---------- Records shown ----------

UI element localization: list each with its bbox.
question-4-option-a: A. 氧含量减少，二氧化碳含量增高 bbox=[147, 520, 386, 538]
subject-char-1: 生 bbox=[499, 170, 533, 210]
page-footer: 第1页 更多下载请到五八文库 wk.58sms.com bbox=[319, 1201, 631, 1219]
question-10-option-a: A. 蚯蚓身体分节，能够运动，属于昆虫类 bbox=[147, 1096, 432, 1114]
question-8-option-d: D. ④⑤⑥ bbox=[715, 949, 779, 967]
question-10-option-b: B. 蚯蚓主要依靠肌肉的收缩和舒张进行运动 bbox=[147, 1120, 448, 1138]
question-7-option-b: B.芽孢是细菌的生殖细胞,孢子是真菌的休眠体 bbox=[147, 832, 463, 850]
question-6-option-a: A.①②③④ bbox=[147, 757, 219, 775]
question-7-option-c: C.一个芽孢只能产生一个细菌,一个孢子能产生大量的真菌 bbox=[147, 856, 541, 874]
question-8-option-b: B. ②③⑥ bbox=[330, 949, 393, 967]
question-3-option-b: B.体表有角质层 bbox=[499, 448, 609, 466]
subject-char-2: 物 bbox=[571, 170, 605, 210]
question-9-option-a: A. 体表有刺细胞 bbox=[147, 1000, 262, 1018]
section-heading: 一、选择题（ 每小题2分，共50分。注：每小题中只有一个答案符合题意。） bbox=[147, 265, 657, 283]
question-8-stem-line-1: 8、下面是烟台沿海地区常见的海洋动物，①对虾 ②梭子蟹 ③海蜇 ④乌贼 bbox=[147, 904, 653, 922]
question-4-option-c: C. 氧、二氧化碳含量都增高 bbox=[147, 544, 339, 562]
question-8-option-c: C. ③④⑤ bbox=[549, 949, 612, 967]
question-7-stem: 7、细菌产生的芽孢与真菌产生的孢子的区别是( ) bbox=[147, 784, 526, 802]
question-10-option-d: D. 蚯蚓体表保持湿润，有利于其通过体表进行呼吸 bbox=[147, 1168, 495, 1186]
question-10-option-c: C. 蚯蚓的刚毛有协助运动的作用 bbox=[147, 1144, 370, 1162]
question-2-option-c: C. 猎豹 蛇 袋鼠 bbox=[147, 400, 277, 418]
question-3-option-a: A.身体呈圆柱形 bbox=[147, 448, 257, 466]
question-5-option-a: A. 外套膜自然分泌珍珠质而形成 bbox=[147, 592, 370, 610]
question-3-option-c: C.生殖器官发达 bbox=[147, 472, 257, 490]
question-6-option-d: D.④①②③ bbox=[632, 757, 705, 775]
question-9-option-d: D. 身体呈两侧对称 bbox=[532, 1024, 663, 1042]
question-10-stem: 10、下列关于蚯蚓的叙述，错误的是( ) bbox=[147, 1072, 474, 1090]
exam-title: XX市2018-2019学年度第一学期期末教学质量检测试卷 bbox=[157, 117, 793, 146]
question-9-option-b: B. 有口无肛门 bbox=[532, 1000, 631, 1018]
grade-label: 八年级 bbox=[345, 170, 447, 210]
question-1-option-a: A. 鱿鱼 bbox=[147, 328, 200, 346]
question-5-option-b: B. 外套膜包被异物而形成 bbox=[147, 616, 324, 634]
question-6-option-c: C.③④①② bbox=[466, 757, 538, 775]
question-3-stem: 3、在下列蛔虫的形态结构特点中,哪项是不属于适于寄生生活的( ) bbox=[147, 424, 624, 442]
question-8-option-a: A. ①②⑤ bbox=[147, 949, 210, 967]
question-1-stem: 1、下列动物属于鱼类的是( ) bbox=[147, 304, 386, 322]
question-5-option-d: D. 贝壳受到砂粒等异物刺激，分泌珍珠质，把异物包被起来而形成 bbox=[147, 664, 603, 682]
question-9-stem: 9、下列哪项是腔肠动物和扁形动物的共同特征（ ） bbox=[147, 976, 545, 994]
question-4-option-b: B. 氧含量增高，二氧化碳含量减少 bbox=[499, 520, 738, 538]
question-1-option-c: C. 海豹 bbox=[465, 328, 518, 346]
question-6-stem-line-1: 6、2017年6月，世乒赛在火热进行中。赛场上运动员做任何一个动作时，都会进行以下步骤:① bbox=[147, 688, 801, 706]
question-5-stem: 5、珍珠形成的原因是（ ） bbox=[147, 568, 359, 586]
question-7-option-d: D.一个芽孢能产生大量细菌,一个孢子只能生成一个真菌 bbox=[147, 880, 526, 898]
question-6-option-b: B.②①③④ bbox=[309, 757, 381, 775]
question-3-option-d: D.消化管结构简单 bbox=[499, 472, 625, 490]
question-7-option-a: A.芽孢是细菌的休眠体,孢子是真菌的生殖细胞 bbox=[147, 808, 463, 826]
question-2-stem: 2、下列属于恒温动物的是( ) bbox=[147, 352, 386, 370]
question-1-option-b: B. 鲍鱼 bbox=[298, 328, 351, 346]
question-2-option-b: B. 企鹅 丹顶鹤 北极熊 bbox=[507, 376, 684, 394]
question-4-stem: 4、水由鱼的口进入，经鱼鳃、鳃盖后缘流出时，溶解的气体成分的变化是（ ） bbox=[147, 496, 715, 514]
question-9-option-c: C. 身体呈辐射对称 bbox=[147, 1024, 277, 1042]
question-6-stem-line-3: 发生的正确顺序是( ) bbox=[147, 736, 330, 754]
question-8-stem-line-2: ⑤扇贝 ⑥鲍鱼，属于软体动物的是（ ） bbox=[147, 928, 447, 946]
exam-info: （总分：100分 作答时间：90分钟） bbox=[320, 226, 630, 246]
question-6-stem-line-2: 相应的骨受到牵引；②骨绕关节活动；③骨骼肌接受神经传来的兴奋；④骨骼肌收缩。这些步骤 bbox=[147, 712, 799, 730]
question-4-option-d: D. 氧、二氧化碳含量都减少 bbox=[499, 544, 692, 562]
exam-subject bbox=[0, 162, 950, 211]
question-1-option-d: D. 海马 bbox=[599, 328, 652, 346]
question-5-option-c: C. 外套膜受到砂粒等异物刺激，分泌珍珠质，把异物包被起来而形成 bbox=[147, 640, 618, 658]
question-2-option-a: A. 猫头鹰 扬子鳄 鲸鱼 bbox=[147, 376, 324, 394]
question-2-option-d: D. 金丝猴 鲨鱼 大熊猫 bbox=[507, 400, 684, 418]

----------

### Directions
Write these lines out again, changing every "option" to "choice" and leaving the rest as it is.

### Exercise solution
UI element localization: list each with its bbox.
question-4-choice-a: A. 氧含量减少，二氧化碳含量增高 bbox=[147, 520, 386, 538]
subject-char-1: 生 bbox=[499, 170, 533, 210]
page-footer: 第1页 更多下载请到五八文库 wk.58sms.com bbox=[319, 1201, 631, 1219]
question-10-choice-a: A. 蚯蚓身体分节，能够运动，属于昆虫类 bbox=[147, 1096, 432, 1114]
question-8-choice-d: D. ④⑤⑥ bbox=[715, 949, 779, 967]
question-10-choice-b: B. 蚯蚓主要依靠肌肉的收缩和舒张进行运动 bbox=[147, 1120, 448, 1138]
question-7-choice-b: B.芽孢是细菌的生殖细胞,孢子是真菌的休眠体 bbox=[147, 832, 463, 850]
question-6-choice-a: A.①②③④ bbox=[147, 757, 219, 775]
question-7-choice-c: C.一个芽孢只能产生一个细菌,一个孢子能产生大量的真菌 bbox=[147, 856, 541, 874]
question-8-choice-b: B. ②③⑥ bbox=[330, 949, 393, 967]
question-3-choice-b: B.体表有角质层 bbox=[499, 448, 609, 466]
subject-char-2: 物 bbox=[571, 170, 605, 210]
question-9-choice-a: A. 体表有刺细胞 bbox=[147, 1000, 262, 1018]
section-heading: 一、选择题（ 每小题2分，共50分。注：每小题中只有一个答案符合题意。） bbox=[147, 265, 657, 283]
question-8-stem-line-1: 8、下面是烟台沿海地区常见的海洋动物，①对虾 ②梭子蟹 ③海蜇 ④乌贼 bbox=[147, 904, 653, 922]
question-4-choice-c: C. 氧、二氧化碳含量都增高 bbox=[147, 544, 339, 562]
question-8-choice-c: C. ③④⑤ bbox=[549, 949, 612, 967]
question-7-stem: 7、细菌产生的芽孢与真菌产生的孢子的区别是( ) bbox=[147, 784, 526, 802]
question-10-choice-d: D. 蚯蚓体表保持湿润，有利于其通过体表进行呼吸 bbox=[147, 1168, 495, 1186]
question-10-choice-c: C. 蚯蚓的刚毛有协助运动的作用 bbox=[147, 1144, 370, 1162]
question-2-choice-c: C. 猎豹 蛇 袋鼠 bbox=[147, 400, 277, 418]
question-3-choice-a: A.身体呈圆柱形 bbox=[147, 448, 257, 466]
question-5-choice-a: A. 外套膜自然分泌珍珠质而形成 bbox=[147, 592, 370, 610]
question-3-choice-c: C.生殖器官发达 bbox=[147, 472, 257, 490]
question-6-choice-d: D.④①②③ bbox=[632, 757, 705, 775]
question-9-choice-d: D. 身体呈两侧对称 bbox=[532, 1024, 663, 1042]
question-10-stem: 10、下列关于蚯蚓的叙述，错误的是( ) bbox=[147, 1072, 474, 1090]
exam-title: XX市2018-2019学年度第一学期期末教学质量检测试卷 bbox=[157, 117, 793, 146]
question-9-choice-b: B. 有口无肛门 bbox=[532, 1000, 631, 1018]
grade-label: 八年级 bbox=[345, 170, 447, 210]
question-1-choice-a: A. 鱿鱼 bbox=[147, 328, 200, 346]
question-5-choice-b: B. 外套膜包被异物而形成 bbox=[147, 616, 324, 634]
question-6-choice-c: C.③④①② bbox=[466, 757, 538, 775]
question-3-stem: 3、在下列蛔虫的形态结构特点中,哪项是不属于适于寄生生活的( ) bbox=[147, 424, 624, 442]
question-8-choice-a: A. ①②⑤ bbox=[147, 949, 210, 967]
question-1-stem: 1、下列动物属于鱼类的是( ) bbox=[147, 304, 386, 322]
question-5-choice-d: D. 贝壳受到砂粒等异物刺激，分泌珍珠质，把异物包被起来而形成 bbox=[147, 664, 603, 682]
question-9-stem: 9、下列哪项是腔肠动物和扁形动物的共同特征（ ） bbox=[147, 976, 545, 994]
question-4-choice-b: B. 氧含量增高，二氧化碳含量减少 bbox=[499, 520, 738, 538]
question-1-choice-c: C. 海豹 bbox=[465, 328, 518, 346]
question-6-stem-line-1: 6、2017年6月，世乒赛在火热进行中。赛场上运动员做任何一个动作时，都会进行以下步骤:① bbox=[147, 688, 801, 706]
question-5-stem: 5、珍珠形成的原因是（ ） bbox=[147, 568, 359, 586]
question-7-choice-d: D.一个芽孢能产生大量细菌,一个孢子只能生成一个真菌 bbox=[147, 880, 526, 898]
question-6-choice-b: B.②①③④ bbox=[309, 757, 381, 775]
question-3-choice-d: D.消化管结构简单 bbox=[499, 472, 625, 490]
question-7-choice-a: A.芽孢是细菌的休眠体,孢子是真菌的生殖细胞 bbox=[147, 808, 463, 826]
question-2-stem: 2、下列属于恒温动物的是( ) bbox=[147, 352, 386, 370]
question-1-choice-b: B. 鲍鱼 bbox=[298, 328, 351, 346]
question-2-choice-b: B. 企鹅 丹顶鹤 北极熊 bbox=[507, 376, 684, 394]
question-4-stem: 4、水由鱼的口进入，经鱼鳃、鳃盖后缘流出时，溶解的气体成分的变化是（ ） bbox=[147, 496, 715, 514]
question-9-choice-c: C. 身体呈辐射对称 bbox=[147, 1024, 277, 1042]
question-6-stem-line-3: 发生的正确顺序是( ) bbox=[147, 736, 330, 754]
question-8-stem-line-2: ⑤扇贝 ⑥鲍鱼，属于软体动物的是（ ） bbox=[147, 928, 447, 946]
exam-info: （总分：100分 作答时间：90分钟） bbox=[320, 226, 630, 246]
question-6-stem-line-2: 相应的骨受到牵引；②骨绕关节活动；③骨骼肌接受神经传来的兴奋；④骨骼肌收缩。这些步骤 bbox=[147, 712, 799, 730]
question-4-choice-d: D. 氧、二氧化碳含量都减少 bbox=[499, 544, 692, 562]
exam-subject bbox=[0, 162, 950, 211]
question-1-choice-d: D. 海马 bbox=[599, 328, 652, 346]
question-5-choice-c: C. 外套膜受到砂粒等异物刺激，分泌珍珠质，把异物包被起来而形成 bbox=[147, 640, 618, 658]
question-2-choice-a: A. 猫头鹰 扬子鳄 鲸鱼 bbox=[147, 376, 324, 394]
question-2-choice-d: D. 金丝猴 鲨鱼 大熊猫 bbox=[507, 400, 684, 418]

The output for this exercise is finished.